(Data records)
-- begin --

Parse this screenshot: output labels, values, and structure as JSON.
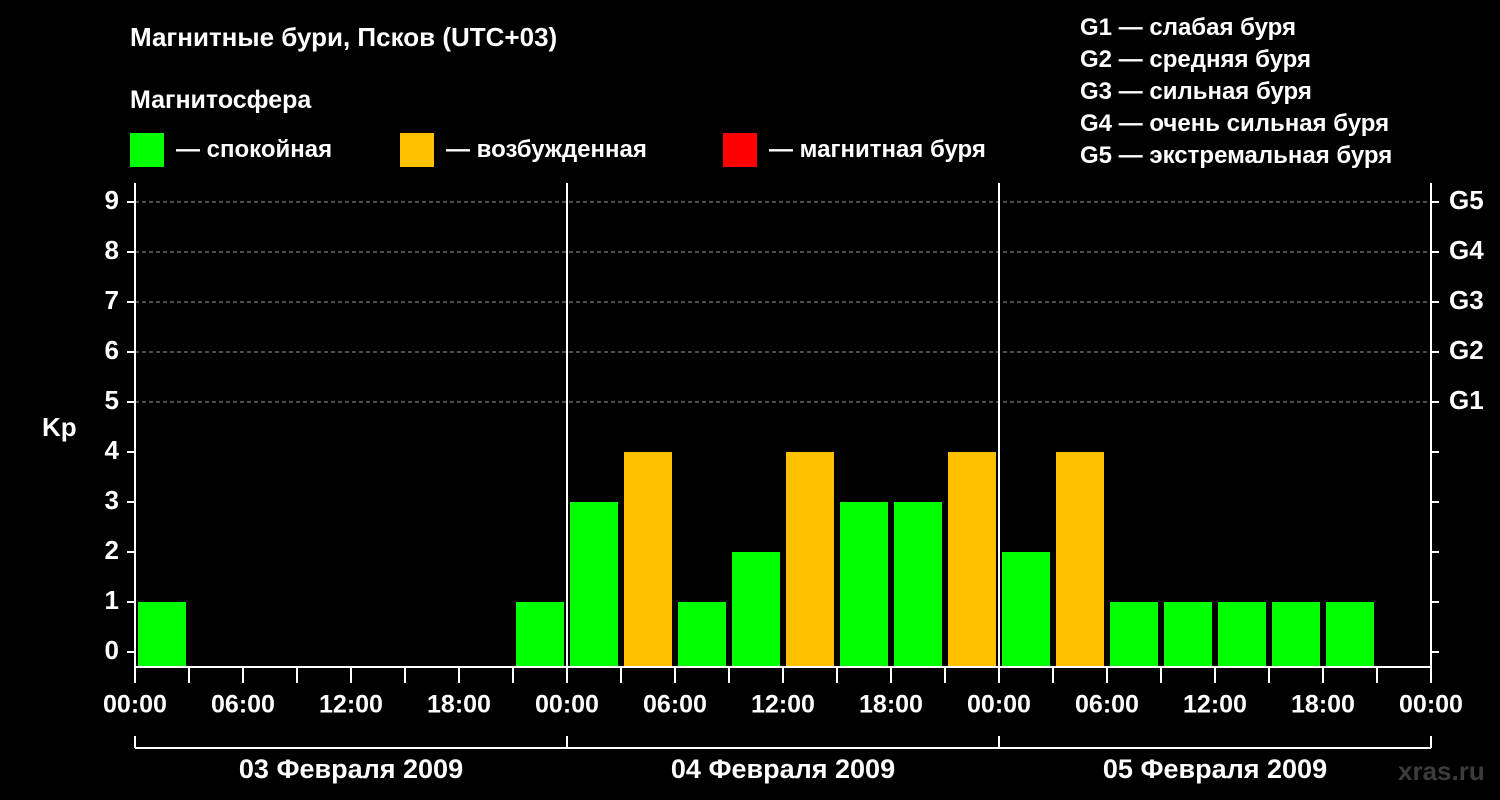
{
  "title": "Магнитные бури, Псков (UTC+03)",
  "subtitle": "Магнитосфера",
  "legend": [
    {
      "color": "#00ff00",
      "label": "— спокойная"
    },
    {
      "color": "#ffc000",
      "label": "— возбужденная"
    },
    {
      "color": "#ff0000",
      "label": "— магнитная буря"
    }
  ],
  "g_scale": [
    "G1 — слабая буря",
    "G2 — средняя буря",
    "G3 — сильная буря",
    "G4 — очень сильная буря",
    "G5 — экстремальная буря"
  ],
  "watermark": "xras.ru",
  "chart_data": {
    "type": "bar",
    "ylabel": "Kp",
    "ylim": [
      0,
      9
    ],
    "y_ticks": [
      0,
      1,
      2,
      3,
      4,
      5,
      6,
      7,
      8,
      9
    ],
    "right_axis_labels": [
      {
        "kp": 5,
        "label": "G1"
      },
      {
        "kp": 6,
        "label": "G2"
      },
      {
        "kp": 7,
        "label": "G3"
      },
      {
        "kp": 8,
        "label": "G4"
      },
      {
        "kp": 9,
        "label": "G5"
      }
    ],
    "x_tick_labels": [
      "00:00",
      "06:00",
      "12:00",
      "18:00",
      "00:00",
      "06:00",
      "12:00",
      "18:00",
      "00:00",
      "06:00",
      "12:00",
      "18:00",
      "00:00"
    ],
    "days": [
      "03 Февраля 2009",
      "04 Февраля 2009",
      "05 Февраля 2009"
    ],
    "interval_hours": 3,
    "values": [
      1,
      0,
      0,
      0,
      0,
      0,
      0,
      1,
      3,
      4,
      1,
      2,
      4,
      3,
      3,
      4,
      2,
      4,
      1,
      1,
      1,
      1,
      1,
      0
    ],
    "colors": [
      "#00ff00",
      "#00ff00",
      "#00ff00",
      "#00ff00",
      "#00ff00",
      "#00ff00",
      "#00ff00",
      "#00ff00",
      "#00ff00",
      "#ffc000",
      "#00ff00",
      "#00ff00",
      "#ffc000",
      "#00ff00",
      "#00ff00",
      "#ffc000",
      "#00ff00",
      "#ffc000",
      "#00ff00",
      "#00ff00",
      "#00ff00",
      "#00ff00",
      "#00ff00",
      "#00ff00"
    ],
    "grid": "dashed horizontal at Kp 5–9"
  }
}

-- end --

Work to complete:
All of the data above should be quoted exactly, except for the pictures.

Response for this exercise:
Parse this screenshot: output labels, values, and structure as JSON.
{
  "title": "Магнитные бури, Псков (UTC+03)",
  "subtitle": "Магнитосфера",
  "legend": [
    {
      "color": "#00ff00",
      "label": "— спокойная"
    },
    {
      "color": "#ffc000",
      "label": "— возбужденная"
    },
    {
      "color": "#ff0000",
      "label": "— магнитная буря"
    }
  ],
  "g_scale": [
    "G1 — слабая буря",
    "G2 — средняя буря",
    "G3 — сильная буря",
    "G4 — очень сильная буря",
    "G5 — экстремальная буря"
  ],
  "watermark": "xras.ru",
  "chart_data": {
    "type": "bar",
    "ylabel": "Kp",
    "ylim": [
      0,
      9
    ],
    "y_ticks": [
      0,
      1,
      2,
      3,
      4,
      5,
      6,
      7,
      8,
      9
    ],
    "right_axis_labels": [
      {
        "kp": 5,
        "label": "G1"
      },
      {
        "kp": 6,
        "label": "G2"
      },
      {
        "kp": 7,
        "label": "G3"
      },
      {
        "kp": 8,
        "label": "G4"
      },
      {
        "kp": 9,
        "label": "G5"
      }
    ],
    "x_tick_labels": [
      "00:00",
      "06:00",
      "12:00",
      "18:00",
      "00:00",
      "06:00",
      "12:00",
      "18:00",
      "00:00",
      "06:00",
      "12:00",
      "18:00",
      "00:00"
    ],
    "days": [
      "03 Февраля 2009",
      "04 Февраля 2009",
      "05 Февраля 2009"
    ],
    "interval_hours": 3,
    "values": [
      1,
      0,
      0,
      0,
      0,
      0,
      0,
      1,
      3,
      4,
      1,
      2,
      4,
      3,
      3,
      4,
      2,
      4,
      1,
      1,
      1,
      1,
      1,
      0
    ],
    "colors": [
      "#00ff00",
      "#00ff00",
      "#00ff00",
      "#00ff00",
      "#00ff00",
      "#00ff00",
      "#00ff00",
      "#00ff00",
      "#00ff00",
      "#ffc000",
      "#00ff00",
      "#00ff00",
      "#ffc000",
      "#00ff00",
      "#00ff00",
      "#ffc000",
      "#00ff00",
      "#ffc000",
      "#00ff00",
      "#00ff00",
      "#00ff00",
      "#00ff00",
      "#00ff00",
      "#00ff00"
    ],
    "grid": "dashed horizontal at Kp 5–9"
  }
}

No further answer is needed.